TASK ITEM:
Go over the lines below, and when one contains the word "used", copy it.

(Entries taken from a collection)
▼

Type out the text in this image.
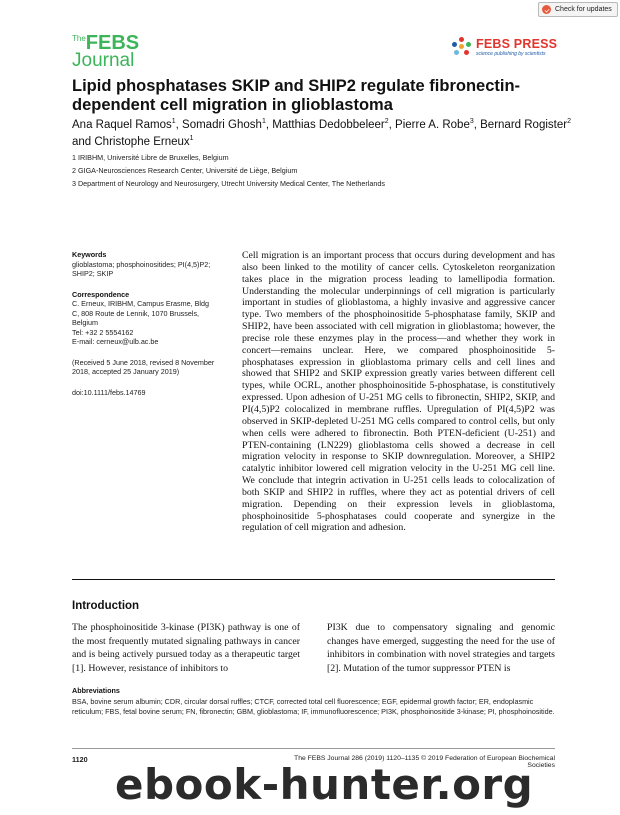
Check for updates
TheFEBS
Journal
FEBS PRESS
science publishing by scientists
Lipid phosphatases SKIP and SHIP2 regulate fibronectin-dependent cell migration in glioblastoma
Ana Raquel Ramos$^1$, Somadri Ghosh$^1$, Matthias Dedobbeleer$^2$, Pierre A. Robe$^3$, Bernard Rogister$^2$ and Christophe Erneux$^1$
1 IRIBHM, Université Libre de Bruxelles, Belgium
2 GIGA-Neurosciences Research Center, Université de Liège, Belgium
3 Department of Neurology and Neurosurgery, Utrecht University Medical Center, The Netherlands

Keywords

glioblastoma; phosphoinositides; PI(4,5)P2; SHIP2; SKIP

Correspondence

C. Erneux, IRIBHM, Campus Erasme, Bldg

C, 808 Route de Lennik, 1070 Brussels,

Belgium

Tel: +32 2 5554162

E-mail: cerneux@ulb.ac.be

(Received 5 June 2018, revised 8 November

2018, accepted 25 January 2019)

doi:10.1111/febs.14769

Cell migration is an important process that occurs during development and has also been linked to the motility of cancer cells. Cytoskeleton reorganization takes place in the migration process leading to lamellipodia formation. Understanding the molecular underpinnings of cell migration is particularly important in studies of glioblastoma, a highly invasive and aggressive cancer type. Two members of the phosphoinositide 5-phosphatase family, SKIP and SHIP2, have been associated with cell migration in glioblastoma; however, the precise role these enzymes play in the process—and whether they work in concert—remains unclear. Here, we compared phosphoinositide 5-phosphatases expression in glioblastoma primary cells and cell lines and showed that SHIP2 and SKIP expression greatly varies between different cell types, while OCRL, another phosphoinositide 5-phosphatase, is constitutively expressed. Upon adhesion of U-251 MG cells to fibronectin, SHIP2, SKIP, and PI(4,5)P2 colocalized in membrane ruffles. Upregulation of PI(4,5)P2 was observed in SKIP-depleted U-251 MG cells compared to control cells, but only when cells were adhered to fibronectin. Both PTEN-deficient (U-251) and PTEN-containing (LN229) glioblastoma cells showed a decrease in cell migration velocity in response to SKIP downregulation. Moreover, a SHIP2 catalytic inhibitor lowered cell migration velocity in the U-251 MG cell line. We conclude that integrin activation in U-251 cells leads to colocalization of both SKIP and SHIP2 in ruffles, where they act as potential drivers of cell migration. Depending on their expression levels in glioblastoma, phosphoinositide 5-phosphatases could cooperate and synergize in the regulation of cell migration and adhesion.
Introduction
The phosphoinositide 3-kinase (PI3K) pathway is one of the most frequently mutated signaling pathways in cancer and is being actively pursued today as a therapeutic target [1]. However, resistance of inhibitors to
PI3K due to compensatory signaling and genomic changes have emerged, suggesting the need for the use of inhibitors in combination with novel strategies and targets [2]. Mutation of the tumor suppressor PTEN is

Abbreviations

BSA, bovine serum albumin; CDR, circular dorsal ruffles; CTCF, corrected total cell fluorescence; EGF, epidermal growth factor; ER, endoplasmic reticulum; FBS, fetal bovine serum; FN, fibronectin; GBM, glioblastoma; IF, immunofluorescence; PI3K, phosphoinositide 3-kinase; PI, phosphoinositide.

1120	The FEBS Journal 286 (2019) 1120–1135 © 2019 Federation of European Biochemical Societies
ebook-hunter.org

▲
▼

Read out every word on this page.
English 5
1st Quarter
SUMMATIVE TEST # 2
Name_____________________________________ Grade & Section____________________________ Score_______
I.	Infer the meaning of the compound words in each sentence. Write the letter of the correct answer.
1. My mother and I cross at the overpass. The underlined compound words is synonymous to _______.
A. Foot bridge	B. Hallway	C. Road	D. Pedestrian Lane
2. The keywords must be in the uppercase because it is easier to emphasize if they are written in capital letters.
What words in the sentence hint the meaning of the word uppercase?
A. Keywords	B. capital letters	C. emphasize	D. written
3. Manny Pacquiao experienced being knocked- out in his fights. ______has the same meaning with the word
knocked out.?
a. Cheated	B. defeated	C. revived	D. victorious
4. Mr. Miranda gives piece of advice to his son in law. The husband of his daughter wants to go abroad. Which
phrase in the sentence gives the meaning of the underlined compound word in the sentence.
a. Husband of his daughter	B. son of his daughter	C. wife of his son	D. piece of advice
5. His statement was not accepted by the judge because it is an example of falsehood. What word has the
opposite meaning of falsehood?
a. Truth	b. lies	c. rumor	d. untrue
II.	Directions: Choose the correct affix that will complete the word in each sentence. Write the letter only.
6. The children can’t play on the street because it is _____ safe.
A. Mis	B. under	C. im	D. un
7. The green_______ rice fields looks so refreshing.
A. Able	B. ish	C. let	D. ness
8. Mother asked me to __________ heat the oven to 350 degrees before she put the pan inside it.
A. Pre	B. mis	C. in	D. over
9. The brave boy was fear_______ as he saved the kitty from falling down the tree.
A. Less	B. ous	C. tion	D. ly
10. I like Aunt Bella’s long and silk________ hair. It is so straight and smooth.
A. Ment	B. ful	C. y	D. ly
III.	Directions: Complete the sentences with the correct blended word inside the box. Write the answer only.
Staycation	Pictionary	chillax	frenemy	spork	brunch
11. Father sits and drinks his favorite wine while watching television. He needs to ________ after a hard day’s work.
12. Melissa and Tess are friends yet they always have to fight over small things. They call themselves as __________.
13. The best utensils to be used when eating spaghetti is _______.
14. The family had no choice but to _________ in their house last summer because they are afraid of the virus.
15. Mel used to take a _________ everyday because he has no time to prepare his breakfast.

▲

RESPONSE TO THIS EXERCISE:
13. The best utensils to be used when eating spaghetti is _______.
15. Mel used to take a _________ everyday because he has no time to prepare his breakfast.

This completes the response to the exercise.